*Required task*.
It is required that all of the data be written out exactly.

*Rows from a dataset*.
= = = = =

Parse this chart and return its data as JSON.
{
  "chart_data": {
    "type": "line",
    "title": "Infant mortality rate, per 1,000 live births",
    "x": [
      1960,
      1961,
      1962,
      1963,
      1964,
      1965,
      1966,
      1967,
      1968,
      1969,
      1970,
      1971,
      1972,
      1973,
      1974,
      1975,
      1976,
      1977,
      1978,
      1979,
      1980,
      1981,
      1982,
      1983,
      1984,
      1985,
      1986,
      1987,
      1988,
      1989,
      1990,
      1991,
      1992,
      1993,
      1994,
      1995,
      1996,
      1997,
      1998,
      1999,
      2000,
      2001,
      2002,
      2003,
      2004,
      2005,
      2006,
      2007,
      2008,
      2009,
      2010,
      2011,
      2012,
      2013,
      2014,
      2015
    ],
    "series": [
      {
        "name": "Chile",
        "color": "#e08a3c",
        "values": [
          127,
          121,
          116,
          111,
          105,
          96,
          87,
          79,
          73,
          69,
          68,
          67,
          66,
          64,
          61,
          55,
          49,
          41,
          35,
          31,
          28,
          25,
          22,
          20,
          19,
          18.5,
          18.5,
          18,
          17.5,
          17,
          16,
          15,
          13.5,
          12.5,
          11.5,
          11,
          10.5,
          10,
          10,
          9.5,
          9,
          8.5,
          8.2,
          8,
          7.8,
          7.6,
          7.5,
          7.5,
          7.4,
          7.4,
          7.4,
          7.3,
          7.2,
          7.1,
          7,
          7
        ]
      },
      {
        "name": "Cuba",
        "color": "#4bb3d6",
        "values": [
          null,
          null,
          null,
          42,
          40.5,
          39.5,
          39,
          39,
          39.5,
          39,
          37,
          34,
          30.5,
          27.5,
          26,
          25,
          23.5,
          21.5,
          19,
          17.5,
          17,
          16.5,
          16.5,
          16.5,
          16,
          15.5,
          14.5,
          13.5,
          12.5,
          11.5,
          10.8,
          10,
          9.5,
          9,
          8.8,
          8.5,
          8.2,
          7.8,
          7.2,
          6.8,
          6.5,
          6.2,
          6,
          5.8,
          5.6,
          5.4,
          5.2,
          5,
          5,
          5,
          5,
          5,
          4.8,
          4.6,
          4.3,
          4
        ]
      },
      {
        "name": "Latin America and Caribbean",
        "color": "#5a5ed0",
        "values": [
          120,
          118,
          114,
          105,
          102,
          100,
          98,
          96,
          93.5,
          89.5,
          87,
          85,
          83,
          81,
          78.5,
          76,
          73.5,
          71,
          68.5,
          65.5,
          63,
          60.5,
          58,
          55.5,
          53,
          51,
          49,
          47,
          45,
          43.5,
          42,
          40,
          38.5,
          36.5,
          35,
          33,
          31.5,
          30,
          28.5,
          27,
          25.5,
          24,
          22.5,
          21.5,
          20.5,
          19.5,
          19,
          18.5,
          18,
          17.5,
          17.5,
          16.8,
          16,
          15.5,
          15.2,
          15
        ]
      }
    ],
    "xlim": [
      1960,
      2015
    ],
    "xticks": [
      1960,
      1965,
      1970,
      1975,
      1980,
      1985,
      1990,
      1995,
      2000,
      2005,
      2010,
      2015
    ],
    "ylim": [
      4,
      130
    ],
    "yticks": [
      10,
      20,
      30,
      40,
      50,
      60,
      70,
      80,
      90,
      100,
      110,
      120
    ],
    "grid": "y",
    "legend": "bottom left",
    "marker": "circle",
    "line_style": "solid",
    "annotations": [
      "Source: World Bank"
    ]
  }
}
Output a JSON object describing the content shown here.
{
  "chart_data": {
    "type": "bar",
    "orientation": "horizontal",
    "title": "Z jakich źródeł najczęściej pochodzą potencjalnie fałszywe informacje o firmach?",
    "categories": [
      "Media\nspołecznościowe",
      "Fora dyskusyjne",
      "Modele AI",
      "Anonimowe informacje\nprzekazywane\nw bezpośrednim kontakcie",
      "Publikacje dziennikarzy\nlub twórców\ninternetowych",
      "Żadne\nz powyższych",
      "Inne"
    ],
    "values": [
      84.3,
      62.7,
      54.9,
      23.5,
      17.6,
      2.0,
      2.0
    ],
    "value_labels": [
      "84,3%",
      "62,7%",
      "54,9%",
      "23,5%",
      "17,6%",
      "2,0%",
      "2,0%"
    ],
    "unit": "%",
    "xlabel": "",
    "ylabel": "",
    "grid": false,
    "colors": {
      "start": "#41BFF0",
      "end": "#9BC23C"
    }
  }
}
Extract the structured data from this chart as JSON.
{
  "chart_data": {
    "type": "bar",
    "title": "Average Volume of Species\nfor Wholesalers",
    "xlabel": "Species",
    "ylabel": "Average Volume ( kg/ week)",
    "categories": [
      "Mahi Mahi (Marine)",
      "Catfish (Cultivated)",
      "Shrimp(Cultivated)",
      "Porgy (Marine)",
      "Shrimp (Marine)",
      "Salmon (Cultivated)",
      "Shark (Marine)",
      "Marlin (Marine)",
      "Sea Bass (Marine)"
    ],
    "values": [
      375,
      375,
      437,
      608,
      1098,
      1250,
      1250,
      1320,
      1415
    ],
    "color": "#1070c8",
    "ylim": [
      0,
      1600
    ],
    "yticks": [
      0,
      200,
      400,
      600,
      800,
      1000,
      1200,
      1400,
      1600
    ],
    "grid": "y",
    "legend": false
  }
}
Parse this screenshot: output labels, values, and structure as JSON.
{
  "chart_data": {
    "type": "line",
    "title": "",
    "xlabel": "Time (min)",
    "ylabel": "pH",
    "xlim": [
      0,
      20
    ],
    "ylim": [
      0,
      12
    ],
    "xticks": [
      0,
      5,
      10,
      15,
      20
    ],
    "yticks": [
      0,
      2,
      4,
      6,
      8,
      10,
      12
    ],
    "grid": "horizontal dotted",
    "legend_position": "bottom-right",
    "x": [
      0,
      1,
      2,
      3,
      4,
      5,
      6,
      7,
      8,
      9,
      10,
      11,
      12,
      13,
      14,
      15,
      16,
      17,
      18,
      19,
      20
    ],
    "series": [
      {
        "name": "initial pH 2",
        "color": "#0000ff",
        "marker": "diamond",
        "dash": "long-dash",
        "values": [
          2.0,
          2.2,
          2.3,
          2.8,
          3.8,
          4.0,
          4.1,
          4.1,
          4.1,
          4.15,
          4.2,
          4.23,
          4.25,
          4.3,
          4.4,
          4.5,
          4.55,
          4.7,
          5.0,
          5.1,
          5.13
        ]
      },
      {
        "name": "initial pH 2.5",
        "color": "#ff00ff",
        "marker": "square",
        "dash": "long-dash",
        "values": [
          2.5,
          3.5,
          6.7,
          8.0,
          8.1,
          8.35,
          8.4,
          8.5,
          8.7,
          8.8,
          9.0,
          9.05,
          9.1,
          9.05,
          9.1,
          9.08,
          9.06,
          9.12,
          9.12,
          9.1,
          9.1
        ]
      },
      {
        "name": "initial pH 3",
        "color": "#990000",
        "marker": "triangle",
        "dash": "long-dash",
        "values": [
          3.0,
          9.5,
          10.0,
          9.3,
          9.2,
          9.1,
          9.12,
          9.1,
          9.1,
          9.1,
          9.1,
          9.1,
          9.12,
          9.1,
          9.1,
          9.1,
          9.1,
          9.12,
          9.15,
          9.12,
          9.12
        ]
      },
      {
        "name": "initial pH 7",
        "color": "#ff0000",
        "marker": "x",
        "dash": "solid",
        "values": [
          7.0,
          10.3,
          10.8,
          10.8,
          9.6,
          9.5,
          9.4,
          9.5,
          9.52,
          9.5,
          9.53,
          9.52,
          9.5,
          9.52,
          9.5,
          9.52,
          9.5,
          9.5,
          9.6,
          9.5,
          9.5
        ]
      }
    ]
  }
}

= = = = =

*Response to the exercise*.
Parse this chart and return its data as JSON.
{
  "chart_data": {
    "type": "line",
    "title": "Infant mortality rate, per 1,000 live births",
    "x": [
      1960,
      1961,
      1962,
      1963,
      1964,
      1965,
      1966,
      1967,
      1968,
      1969,
      1970,
      1971,
      1972,
      1973,
      1974,
      1975,
      1976,
      1977,
      1978,
      1979,
      1980,
      1981,
      1982,
      1983,
      1984,
      1985,
      1986,
      1987,
      1988,
      1989,
      1990,
      1991,
      1992,
      1993,
      1994,
      1995,
      1996,
      1997,
      1998,
      1999,
      2000,
      2001,
      2002,
      2003,
      2004,
      2005,
      2006,
      2007,
      2008,
      2009,
      2010,
      2011,
      2012,
      2013,
      2014,
      2015
    ],
    "series": [
      {
        "name": "Chile",
        "color": "#e08a3c",
        "values": [
          127,
          121,
          116,
          111,
          105,
          96,
          87,
          79,
          73,
          69,
          68,
          67,
          66,
          64,
          61,
          55,
          49,
          41,
          35,
          31,
          28,
          25,
          22,
          20,
          19,
          18.5,
          18.5,
          18,
          17.5,
          17,
          16,
          15,
          13.5,
          12.5,
          11.5,
          11,
          10.5,
          10,
          10,
          9.5,
          9,
          8.5,
          8.2,
          8,
          7.8,
          7.6,
          7.5,
          7.5,
          7.4,
          7.4,
          7.4,
          7.3,
          7.2,
          7.1,
          7,
          7
        ]
      },
      {
        "name": "Cuba",
        "color": "#4bb3d6",
        "values": [
          null,
          null,
          null,
          42,
          40.5,
          39.5,
          39,
          39,
          39.5,
          39,
          37,
          34,
          30.5,
          27.5,
          26,
          25,
          23.5,
          21.5,
          19,
          17.5,
          17,
          16.5,
          16.5,
          16.5,
          16,
          15.5,
          14.5,
          13.5,
          12.5,
          11.5,
          10.8,
          10,
          9.5,
          9,
          8.8,
          8.5,
          8.2,
          7.8,
          7.2,
          6.8,
          6.5,
          6.2,
          6,
          5.8,
          5.6,
          5.4,
          5.2,
          5,
          5,
          5,
          5,
          5,
          4.8,
          4.6,
          4.3,
          4
        ]
      },
      {
        "name": "Latin America and Caribbean",
        "color": "#5a5ed0",
        "values": [
          120,
          118,
          114,
          105,
          102,
          100,
          98,
          96,
          93.5,
          89.5,
          87,
          85,
          83,
          81,
          78.5,
          76,
          73.5,
          71,
          68.5,
          65.5,
          63,
          60.5,
          58,
          55.5,
          53,
          51,
          49,
          47,
          45,
          43.5,
          42,
          40,
          38.5,
          36.5,
          35,
          33,
          31.5,
          30,
          28.5,
          27,
          25.5,
          24,
          22.5,
          21.5,
          20.5,
          19.5,
          19,
          18.5,
          18,
          17.5,
          17.5,
          16.8,
          16,
          15.5,
          15.2,
          15
        ]
      }
    ],
    "xlim": [
      1960,
      2015
    ],
    "xticks": [
      1960,
      1965,
      1970,
      1975,
      1980,
      1985,
      1990,
      1995,
      2000,
      2005,
      2010,
      2015
    ],
    "ylim": [
      4,
      130
    ],
    "yticks": [
      10,
      20,
      30,
      40,
      50,
      60,
      70,
      80,
      90,
      100,
      110,
      120
    ],
    "grid": "y",
    "legend": "bottom left",
    "marker": "circle",
    "line_style": "solid",
    "annotations": [
      "Source: World Bank"
    ]
  }
}
Output a JSON object describing the content shown here.
{
  "chart_data": {
    "type": "bar",
    "orientation": "horizontal",
    "title": "Z jakich źródeł najczęściej pochodzą potencjalnie fałszywe informacje o firmach?",
    "categories": [
      "Media\nspołecznościowe",
      "Fora dyskusyjne",
      "Modele AI",
      "Anonimowe informacje\nprzekazywane\nw bezpośrednim kontakcie",
      "Publikacje dziennikarzy\nlub twórców\ninternetowych",
      "Żadne\nz powyższych",
      "Inne"
    ],
    "values": [
      84.3,
      62.7,
      54.9,
      23.5,
      17.6,
      2.0,
      2.0
    ],
    "value_labels": [
      "84,3%",
      "62,7%",
      "54,9%",
      "23,5%",
      "17,6%",
      "2,0%",
      "2,0%"
    ],
    "unit": "%",
    "xlabel": "",
    "ylabel": "",
    "grid": false,
    "colors": {
      "start": "#41BFF0",
      "end": "#9BC23C"
    }
  }
}
Extract the structured data from this chart as JSON.
{
  "chart_data": {
    "type": "bar",
    "title": "Average Volume of Species\nfor Wholesalers",
    "xlabel": "Species",
    "ylabel": "Average Volume ( kg/ week)",
    "categories": [
      "Mahi Mahi (Marine)",
      "Catfish (Cultivated)",
      "Shrimp(Cultivated)",
      "Porgy (Marine)",
      "Shrimp (Marine)",
      "Salmon (Cultivated)",
      "Shark (Marine)",
      "Marlin (Marine)",
      "Sea Bass (Marine)"
    ],
    "values": [
      375,
      375,
      437,
      608,
      1098,
      1250,
      1250,
      1320,
      1415
    ],
    "color": "#1070c8",
    "ylim": [
      0,
      1600
    ],
    "yticks": [
      0,
      200,
      400,
      600,
      800,
      1000,
      1200,
      1400,
      1600
    ],
    "grid": "y",
    "legend": false
  }
}
Parse this screenshot: output labels, values, and structure as JSON.
{
  "chart_data": {
    "type": "line",
    "title": "",
    "xlabel": "Time (min)",
    "ylabel": "pH",
    "xlim": [
      0,
      20
    ],
    "ylim": [
      0,
      12
    ],
    "xticks": [
      0,
      5,
      10,
      15,
      20
    ],
    "yticks": [
      0,
      2,
      4,
      6,
      8,
      10,
      12
    ],
    "grid": "horizontal dotted",
    "legend_position": "bottom-right",
    "x": [
      0,
      1,
      2,
      3,
      4,
      5,
      6,
      7,
      8,
      9,
      10,
      11,
      12,
      13,
      14,
      15,
      16,
      17,
      18,
      19,
      20
    ],
    "series": [
      {
        "name": "initial pH 2",
        "color": "#0000ff",
        "marker": "diamond",
        "dash": "long-dash",
        "values": [
          2.0,
          2.2,
          2.3,
          2.8,
          3.8,
          4.0,
          4.1,
          4.1,
          4.1,
          4.15,
          4.2,
          4.23,
          4.25,
          4.3,
          4.4,
          4.5,
          4.55,
          4.7,
          5.0,
          5.1,
          5.13
        ]
      },
      {
        "name": "initial pH 2.5",
        "color": "#ff00ff",
        "marker": "square",
        "dash": "long-dash",
        "values": [
          2.5,
          3.5,
          6.7,
          8.0,
          8.1,
          8.35,
          8.4,
          8.5,
          8.7,
          8.8,
          9.0,
          9.05,
          9.1,
          9.05,
          9.1,
          9.08,
          9.06,
          9.12,
          9.12,
          9.1,
          9.1
        ]
      },
      {
        "name": "initial pH 3",
        "color": "#990000",
        "marker": "triangle",
        "dash": "long-dash",
        "values": [
          3.0,
          9.5,
          10.0,
          9.3,
          9.2,
          9.1,
          9.12,
          9.1,
          9.1,
          9.1,
          9.1,
          9.1,
          9.12,
          9.1,
          9.1,
          9.1,
          9.1,
          9.12,
          9.15,
          9.12,
          9.12
        ]
      },
      {
        "name": "initial pH 7",
        "color": "#ff0000",
        "marker": "x",
        "dash": "solid",
        "values": [
          7.0,
          10.3,
          10.8,
          10.8,
          9.6,
          9.5,
          9.4,
          9.5,
          9.52,
          9.5,
          9.53,
          9.52,
          9.5,
          9.52,
          9.5,
          9.52,
          9.5,
          9.5,
          9.6,
          9.5,
          9.5
        ]
      }
    ]
  }
}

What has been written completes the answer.